It's nice you can give her the benefit of the doubt but she often misspells even the most basic words and doesn't try to correct herself. And I don't think she'll be able to borrow anyone's badge... it seems security is tight from what I hear....it'd have to have her name on it for entry. So if she didn't bother buying her badge in advance... well.. sucks to be her.
... I have so many things I want to say.. but I'll point out the obvious... she's a "real gamer girl nerd" but doesn't know it's Comic Con, not Comi Con??? At first I was thinking typo but she keeps spelling it that way. Secondly... this freeloading heiffer won't even buy her own pass but expects someone to lend her theirs and she won't even monetarily compensate?? With all her sponsorships, splitting the cost of living with a roommate, youtube revenue PLUS Patreon... you mean to cheapen out on not getting your own damn badge?! ..... I'm going to hush now before I go off.
O__O .... I watched it the whole way through *sadly* the first time and now I can hear it. ...Damn. lol.I wonder if it was directed at her, if it was.. yikes. However that confirmed... why be concerned over the opinion of one person? A person you don't know? If that broke her heart...is she really ready to handle criticism on twitch? Her whiteknights will only be able to do so much.
The controllers I don't mind...but her review was garbage. You're a "gamer girl" but don't know what a d-pad is? Her word description was repetitive with her using "satisfying" almost every 10 seconds ....and her last sentence at the end thinking people call her a fake gamer girl for liking pastel/ "KAHWHYEE" things humored me. Nobody thinks you're a fake gamer girl for liking pastels... a lot of people think you're a fake gamer girl for everything else.

-- -- --

Objective a: In the rows, lay out as a numbered list the lines starting at the one containing "- page-indicator-en: (page" and ending at the one containing "- document-title: 检测结果: [349, 84, 450, 106]", skipping any blank lines.
The forum comments have no connection to the rows.

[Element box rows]

-- -- --

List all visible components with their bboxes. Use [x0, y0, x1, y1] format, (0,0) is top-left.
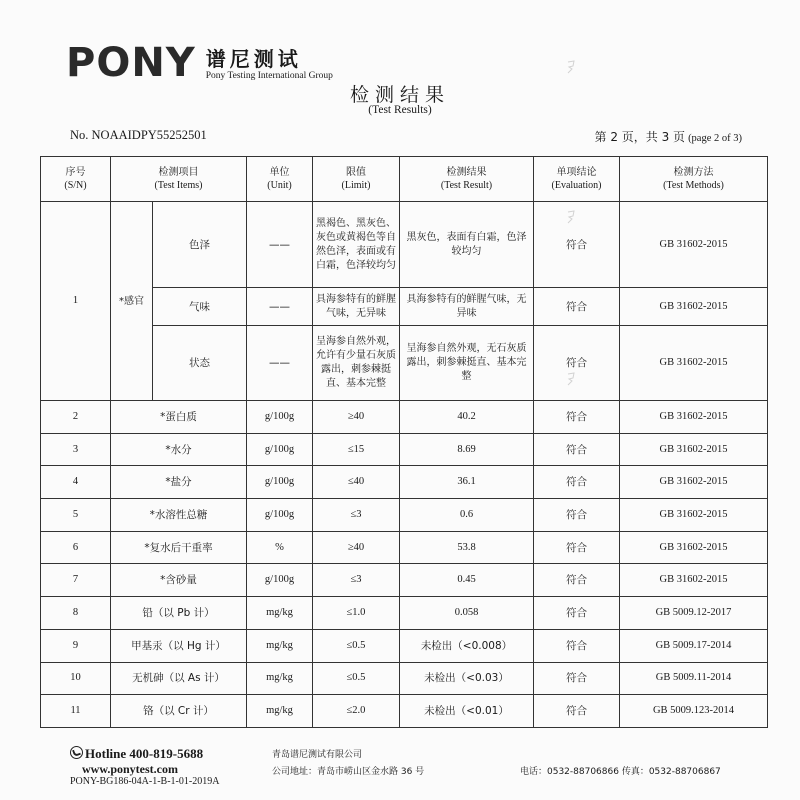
- page-indicator-en: (page 2 of 3): [688, 133, 742, 144]
- cell-evaluation: 符合: [534, 433, 620, 466]
- cell-item: 铬（以 Cr 计）: [111, 695, 247, 728]
- cell-unit: mg/kg: [247, 629, 313, 662]
- cell-evaluation: 符合: [534, 531, 620, 564]
- cell-evaluation: 符合: [534, 466, 620, 499]
- cell-method: GB 31602-2015: [620, 202, 768, 288]
- cell-evaluation: 符合: [534, 629, 620, 662]
- cell-result: 呈海参自然外观，无石灰质露出，刺参棘挺直、基本完整: [400, 326, 534, 401]
- cell-item: *复水后干重率: [111, 531, 247, 564]
- report-number: No. NOAAIDPY55252501: [70, 128, 207, 142]
- header-item: 检测项目 (Test Items): [111, 157, 247, 202]
- ink-mark-icon: [566, 210, 576, 224]
- cell-result: 0.45: [400, 564, 534, 597]
- table-row: [41, 401, 768, 434]
- cell-result: 未检出（<0.008）: [400, 629, 534, 662]
- cell-item: 铅（以 Pb 计）: [111, 597, 247, 630]
- simple-rows-body: [41, 401, 768, 728]
- cell-limit: ≤15: [313, 433, 400, 466]
- table-row: [41, 629, 768, 662]
- cell-method: GB 5009.17-2014: [620, 629, 768, 662]
- cell-sn: 11: [41, 695, 111, 728]
- cell-item: *水分: [111, 433, 247, 466]
- table-row: [41, 531, 768, 564]
- cell-evaluation: 符合: [534, 597, 620, 630]
- cell-unit: g/100g: [247, 564, 313, 597]
- ink-mark-icon: [566, 60, 576, 74]
- test-results-table: [40, 156, 768, 728]
- cell-evaluation: 符合: [534, 326, 620, 401]
- cell-unit: g/100g: [247, 433, 313, 466]
- cell-unit: mg/kg: [247, 695, 313, 728]
- cell-limit: 黑褐色、黑灰色、灰色或黄褐色等自然色泽，表面或有白霜，色泽较均匀: [313, 202, 400, 288]
- cell-result: 具海参特有的鲜腥气味，无异味: [400, 288, 534, 326]
- document-title: 检测结果: [349, 84, 450, 106]
- cell-result: 36.1: [400, 466, 534, 499]
- cell-limit: ≤2.0: [313, 695, 400, 728]
- phone-icon: [70, 746, 83, 759]
- header-limit: 限值 (Limit): [313, 157, 400, 202]
- cell-result: 53.8: [400, 531, 534, 564]
- cell-method: GB 31602-2015: [620, 401, 768, 434]
- cell-result: 未检出（<0.03）: [400, 662, 534, 695]
- cell-sn: 8: [41, 597, 111, 630]
- cell-limit: ≤3: [313, 564, 400, 597]
- cell-method: GB 5009.123-2014: [620, 695, 768, 728]
- cell-sn: 7: [41, 564, 111, 597]
- cell-limit: ≤3: [313, 499, 400, 532]
- cell-evaluation: 符合: [534, 401, 620, 434]
- header-unit: 单位 (Unit): [247, 157, 313, 202]
- cell-method: GB 31602-2015: [620, 531, 768, 564]
- cell-limit: ≤40: [313, 466, 400, 499]
- footer-phone-fax: 电话：0532-88706866 传真：0532-88706867: [520, 767, 721, 777]
- cell-method: GB 31602-2015: [620, 326, 768, 401]
- cell-result: 0.6: [400, 499, 534, 532]
- cell-result: 黑灰色，表面有白霜，色泽较均匀: [400, 202, 534, 288]
- cell-item: *蛋白质: [111, 401, 247, 434]
- cell-sn: 6: [41, 531, 111, 564]
- table-header-row: [41, 157, 768, 202]
- cell-item: *含砂量: [111, 564, 247, 597]
- cell-limit: ≤1.0: [313, 597, 400, 630]
- table-row: [41, 433, 768, 466]
- cell-unit: ——: [247, 288, 313, 326]
- cell-unit: g/100g: [247, 401, 313, 434]
- table-row: [41, 597, 768, 630]
- page-indicator: [595, 128, 742, 145]
- cell-item: 气味: [153, 288, 247, 326]
- cell-item: *盐分: [111, 466, 247, 499]
- cell-unit: g/100g: [247, 466, 313, 499]
- cell-method: GB 31602-2015: [620, 466, 768, 499]
- footer-document-code: PONY-BG186-04A-1-B-1-01-2019A: [70, 776, 220, 787]
- cell-evaluation: 符合: [534, 202, 620, 288]
- cell-limit: 具海参特有的鲜腥气味，无异味: [313, 288, 400, 326]
- cell-method: GB 31602-2015: [620, 499, 768, 532]
- document-subtitle: (Test Results): [368, 104, 432, 116]
- cell-evaluation: 符合: [534, 695, 620, 728]
- footer-hotline: Hotline 400-819-5688: [70, 746, 203, 762]
- cell-evaluation: 符合: [534, 499, 620, 532]
- cell-limit: ≤0.5: [313, 662, 400, 695]
- header-sn: 序号 (S/N): [41, 157, 111, 202]
- logo-text: [206, 48, 333, 82]
- cell-result: 8.69: [400, 433, 534, 466]
- table-row: [41, 499, 768, 532]
- logo-english-name: Pony Testing International Group: [205, 71, 333, 81]
- company-logo: [66, 40, 333, 86]
- header-evaluation: 单项结论 (Evaluation): [534, 157, 620, 202]
- cell-unit: mg/kg: [247, 662, 313, 695]
- cell-evaluation: 符合: [534, 662, 620, 695]
- table-row: [41, 662, 768, 695]
- cell-limit: ≥40: [313, 531, 400, 564]
- cell-item: *水溶性总糖: [111, 499, 247, 532]
- table-row: [41, 466, 768, 499]
- cell-unit: g/100g: [247, 499, 313, 532]
- cell-sn: 5: [41, 499, 111, 532]
- header-method: 检测方法 (Test Methods): [620, 157, 768, 202]
- cell-item: 色泽: [153, 202, 247, 288]
- ink-mark-icon: [566, 372, 576, 386]
- page-indicator-cn: 第 2 页，共 3 页: [594, 130, 686, 144]
- cell-unit: %: [247, 531, 313, 564]
- cell-item: 甲基汞（以 Hg 计）: [111, 629, 247, 662]
- cell-sn: 4: [41, 466, 111, 499]
- cell-method: GB 31602-2015: [620, 564, 768, 597]
- cell-sn: 3: [41, 433, 111, 466]
- cell-method: GB 5009.11-2014: [620, 662, 768, 695]
- cell-item: 状态: [153, 326, 247, 401]
- table-row: [41, 564, 768, 597]
- footer-company-name: 青岛谱尼测试有限公司: [272, 750, 363, 760]
- cell-limit: ≥40: [313, 401, 400, 434]
- cell-item: 无机砷（以 As 计）: [111, 662, 247, 695]
- cell-result: 40.2: [400, 401, 534, 434]
- footer-website[interactable]: www.ponytest.com: [82, 762, 178, 776]
- cell-evaluation: 符合: [534, 288, 620, 326]
- cell-method: GB 31602-2015: [620, 433, 768, 466]
- logo-chinese-name: 谱尼测试: [205, 47, 302, 71]
- cell-result: 0.058: [400, 597, 534, 630]
- cell-unit: ——: [247, 202, 313, 288]
- cell-result: 未检出（<0.01）: [400, 695, 534, 728]
- table-row: [41, 695, 768, 728]
- cell-unit: ——: [247, 326, 313, 401]
- cell-method: GB 31602-2015: [620, 288, 768, 326]
- cell-category: *感官: [111, 202, 153, 401]
- cell-sn: 1: [41, 202, 111, 401]
- cell-limit: 呈海参自然外观，允许有少量石灰质露出，刺参棘挺直、基本完整: [313, 326, 400, 401]
- header-result: 检测结果 (Test Result): [400, 157, 534, 202]
- cell-evaluation: 符合: [534, 564, 620, 597]
- table-row: [41, 202, 768, 288]
- cell-sn: 2: [41, 401, 111, 434]
- cell-unit: mg/kg: [247, 597, 313, 630]
- cell-sn: 9: [41, 629, 111, 662]
- cell-sn: 10: [41, 662, 111, 695]
- logo-wordmark: PONY: [66, 40, 196, 86]
- cell-limit: ≤0.5: [313, 629, 400, 662]
- footer-address: 公司地址：青岛市崂山区金水路 36 号: [272, 767, 425, 777]
- cell-method: GB 5009.12-2017: [620, 597, 768, 630]
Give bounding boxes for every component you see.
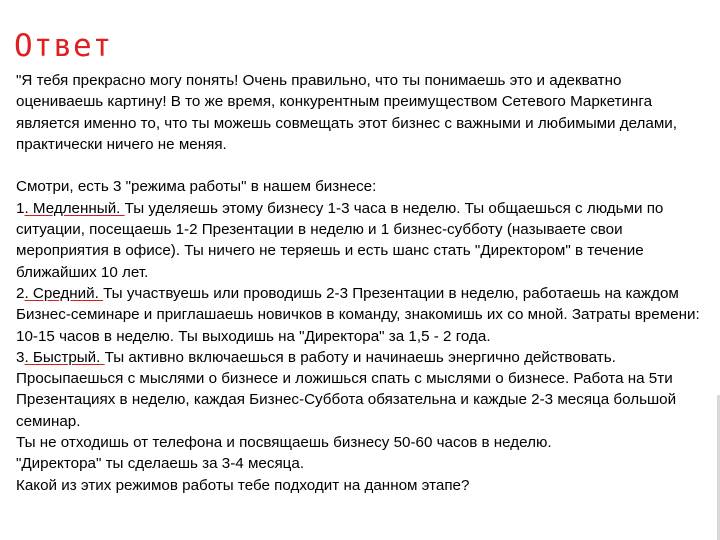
mode-name: . Средний. — [24, 284, 104, 302]
mode-description: Ты активно включаешься в работу и начинаешь энергично действовать. Просыпаешься с мыслями о бизнесе и ложишься спать с мыслями о бизнесе. Работа на 5ти Презентациях в неделю, каждая Бизнес-Суббота обязательна и каждые 2-3 месяца большой семинар. — [16, 348, 677, 430]
mode-number: 2 — [16, 284, 25, 302]
closing-question: Какой из этих режимов работы тебе подходит на данном этапе? — [16, 476, 470, 494]
paragraph-spacer — [16, 155, 706, 176]
mode-slow — [16, 198, 706, 283]
mode-number: 3 — [16, 348, 25, 366]
mode-medium — [16, 283, 706, 347]
slide-title: Ответ — [14, 28, 113, 64]
mode-fast — [16, 347, 706, 432]
modes-intro: Смотри, есть 3 "режима работы" в нашем бизнесе: — [16, 178, 377, 196]
mode-name: . Быстрый. — [24, 348, 105, 366]
director-line: "Директора" ты сделаешь за 3-4 месяца. — [16, 455, 305, 473]
mode-name: . Медленный. — [24, 199, 125, 217]
mode-number: 1 — [16, 199, 25, 217]
intro-paragraph: "Я тебя прекрасно могу понять! Очень правильно, что ты понимаешь это и адекватно оцениваешь картину! В то же время, конкурентным преимуществом Сетевого Маркетинга является именно то, что ты можешь совмещать этот бизнес с важными и любимыми делами, практически ничего не меняя. — [16, 72, 678, 153]
phone-line: Ты не отходишь от телефона и посвящаешь бизнесу 50-60 часов в неделю. — [16, 434, 552, 452]
mode-description: Ты уделяешь этому бизнесу 1-3 часа в неделю. Ты общаешься с людьми по ситуации, посещаешь 1-2 Презентации в неделю и 1 бизнес-субботу (называете свои мероприятия в офисе). Ты ничего не теряешь и есть шанс стать "Директором" в течение ближайших 10 лет. — [16, 199, 664, 281]
slide-body — [16, 70, 706, 496]
mode-description: Ты участвуешь или проводишь 2-3 Презентации в неделю, работаешь на каждом Бизнес-семинаре и приглашаешь новичков в команду, знакомишь их со мной. Затраты времени: 10-15 часов в неделю. Ты выходишь на "Директора" за 1,5 - 2 года. — [16, 284, 700, 345]
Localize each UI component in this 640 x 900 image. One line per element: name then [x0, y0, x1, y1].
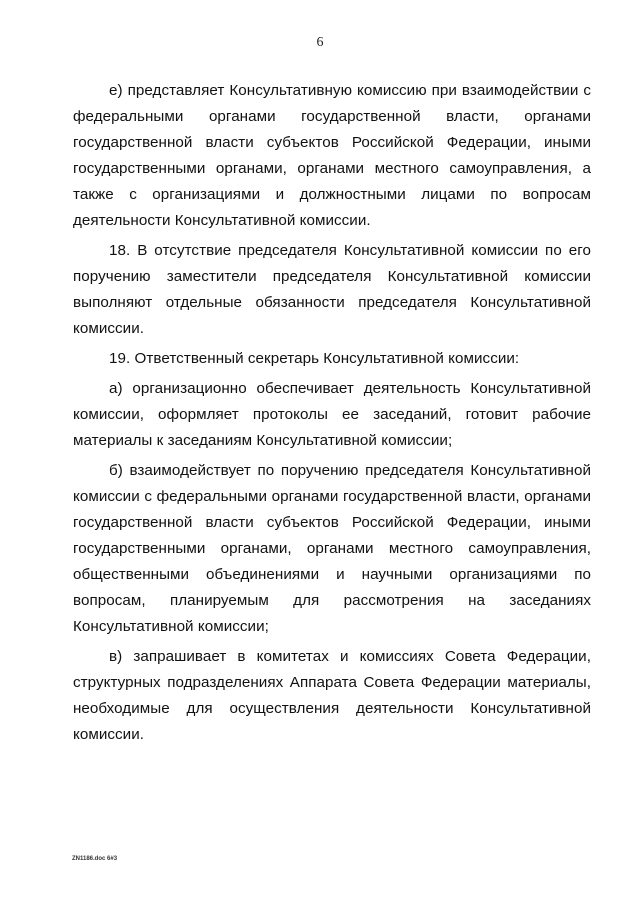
paragraph-19-secretary: 19. Ответственный секретарь Консультативной комиссии: — [109, 350, 520, 367]
document-body — [73, 78, 591, 748]
paragraph-v-request: в) запрашивает в комитетах и комиссиях Совета Федерации, структурных подразделениях Аппарата Совета Федерации материалы, необходимые для осуществления деятельности Консультативной комиссии. — [73, 648, 591, 743]
paragraph-18-deputies: 18. В отсутствие председателя Консультативной комиссии по его поручению заместители председателя Консультативной комиссии выполняют отдельные обязанности председателя Консультативной комиссии. — [73, 242, 591, 337]
footer-file-code: ZN1186.doc 6#3 — [72, 856, 118, 862]
paragraph-e-represent: е) представляет Консультативную комиссию при взаимодействии с федеральными органами государственной власти, органами государственной власти субъектов Российской Федерации, иными государственными органами, органами местного самоуправления, а также с организациями и должностными лицами по вопросам деятельности Консультативной комиссии. — [73, 82, 591, 229]
paragraph-a-organize: а) организационно обеспечивает деятельность Консультативной комиссии, оформляет протоколы ее заседаний, готовит рабочие материалы к заседаниям Консультативной комиссии; — [73, 380, 591, 449]
paragraph-b-interact: б) взаимодействует по поручению председателя Консультативной комиссии с федеральными органами государственной власти, органами государственной власти субъектов Российской Федерации, иными государственными органами, органами местного самоуправления, общественными объединениями и научными организациями по вопросам, планируемым для рассмотрения на заседаниях Консультативной комиссии; — [73, 462, 591, 635]
page-number: 6 — [316, 35, 324, 50]
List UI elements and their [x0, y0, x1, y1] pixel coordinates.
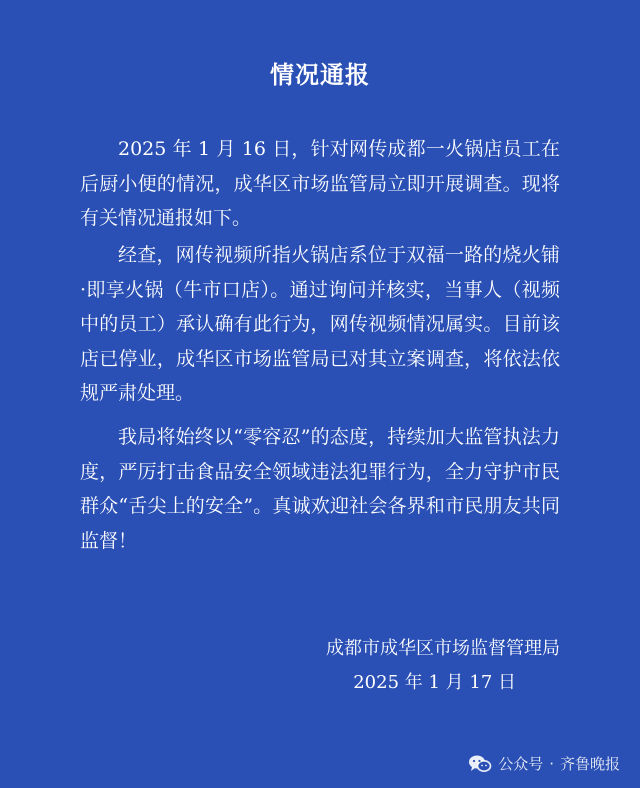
wechat-icon: [468, 754, 492, 774]
signature-org: 成都市成华区市场监督管理局: [326, 638, 560, 659]
watermark-separator: ·: [549, 754, 554, 773]
paragraph-3: 我局将始终以“零容忍”的态度，持续加大监管执法力度，严厉打击食品安全领域违法犯罪行为，全力守护市民群众“舌尖上的安全”。真诚欢迎社会各界和市民朋友共同监督！: [80, 426, 560, 552]
paragraph-1: 2025 年 1 月 16 日，针对网传成都一火锅店员工在后厨小便的情况，成华区市场监管局立即开展调查。现将有关情况通报如下。: [80, 138, 560, 229]
notice-title: 情况通报: [270, 60, 370, 89]
watermark-account: 齐鲁晚报: [559, 755, 620, 773]
paragraph-2: 经查，网传视频所指火锅店系位于双福一路的烧火铺·即享火锅（牛市口店）。通过询问并核实，当事人（视频中的员工）承认确有此行为，网传视频情况属实。目前该店已停业，成华区市场监管局已对其立案调查，将依法依规严肃处理。: [80, 244, 560, 404]
signature-block: [326, 632, 560, 700]
signature-date: 2025 年 1 月 17 日: [353, 672, 516, 693]
watermark-platform: 公众号: [498, 755, 544, 773]
watermark: [468, 753, 620, 774]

-- -- --

Objective b: Output the passage of the forum comments starting at "O__O .... I watched" and ending at "for everything else.".

Written answer a:
1. - page-indicator-en: (page 2 of 3): [688, 133, 742, 144]
2. - cell-evaluation: 符合: [534, 433, 620, 466]
3. - cell-item: 铬（以 Cr 计）: [111, 695, 247, 728]
4. - cell-unit: mg/kg: [247, 629, 313, 662]
5. - cell-evaluation: 符合: [534, 531, 620, 564]
6. - cell-evaluation: 符合: [534, 466, 620, 499]
7. - cell-method: GB 31602-2015: [620, 202, 768, 288]
8. - cell-evaluation: 符合: [534, 629, 620, 662]
9. - cell-result: 呈海参自然外观，无石灰质露出，刺参棘挺直、基本完整: [400, 326, 534, 401]
10. - cell-item: *复水后干重率: [111, 531, 247, 564]
11. - report-number: No. NOAAIDPY55252501: [70, 128, 207, 142]
12. - header-item: 检测项目 (Test Items): [111, 157, 247, 202]
13. - ink-mark-icon: [566, 210, 576, 224]
14. - cell-result: 0.45: [400, 564, 534, 597]
15. - table-row: [41, 401, 768, 434]
16. - cell-result: 未检出（<0.008）: [400, 629, 534, 662]
17. - cell-item: 铅（以 Pb 计）: [111, 597, 247, 630]
18. - simple-rows-body: [41, 401, 768, 728]
19. - cell-limit: ≤15: [313, 433, 400, 466]
20. - table-row: [41, 629, 768, 662]
21. - cell-method: GB 5009.17-2014: [620, 629, 768, 662]
22. - cell-sn: 11: [41, 695, 111, 728]
23. - cell-item: *水分: [111, 433, 247, 466]
24. - table-row: [41, 531, 768, 564]
25. - cell-evaluation: 符合: [534, 597, 620, 630]
26. - cell-unit: g/100g: [247, 564, 313, 597]
27. - ink-mark-icon: [566, 60, 576, 74]
28. - test-results-table: [40, 156, 768, 728]
29. - cell-evaluation: 符合: [534, 326, 620, 401]
30. - cell-unit: g/100g: [247, 433, 313, 466]
31. - cell-unit: mg/kg: [247, 695, 313, 728]
32. - cell-limit: 黑褐色、黑灰色、灰色或黄褐色等自然色泽，表面或有白霜，色泽较均匀: [313, 202, 400, 288]
33. - cell-result: 具海参特有的鲜腥气味，无异味: [400, 288, 534, 326]
34. - document-title: 检测结果: [349, 84, 450, 106]

Written answer b:
O__O .... I watched it the whole way through *sadly* the first time and now I can hear it. ...Damn. lol.I wonder if it was directed at her, if it was.. yikes. However that confirmed... why be concerned over the opinion of one person? A person you don't know? If that broke her heart...is she really ready to handle criticism on twitch? Her whiteknights will only be able to do so much.
The controllers I don't mind...but her review was garbage. You're a "gamer girl" but don't know what a d-pad is? Her word description was repetitive with her using "satisfying" almost every 10 seconds ....and her last sentence at the end thinking people call her a fake gamer girl for liking pastel/ "KAHWHYEE" things humored me. Nobody thinks you're a fake gamer girl for liking pastels... a lot of people think you're a fake gamer girl for everything else.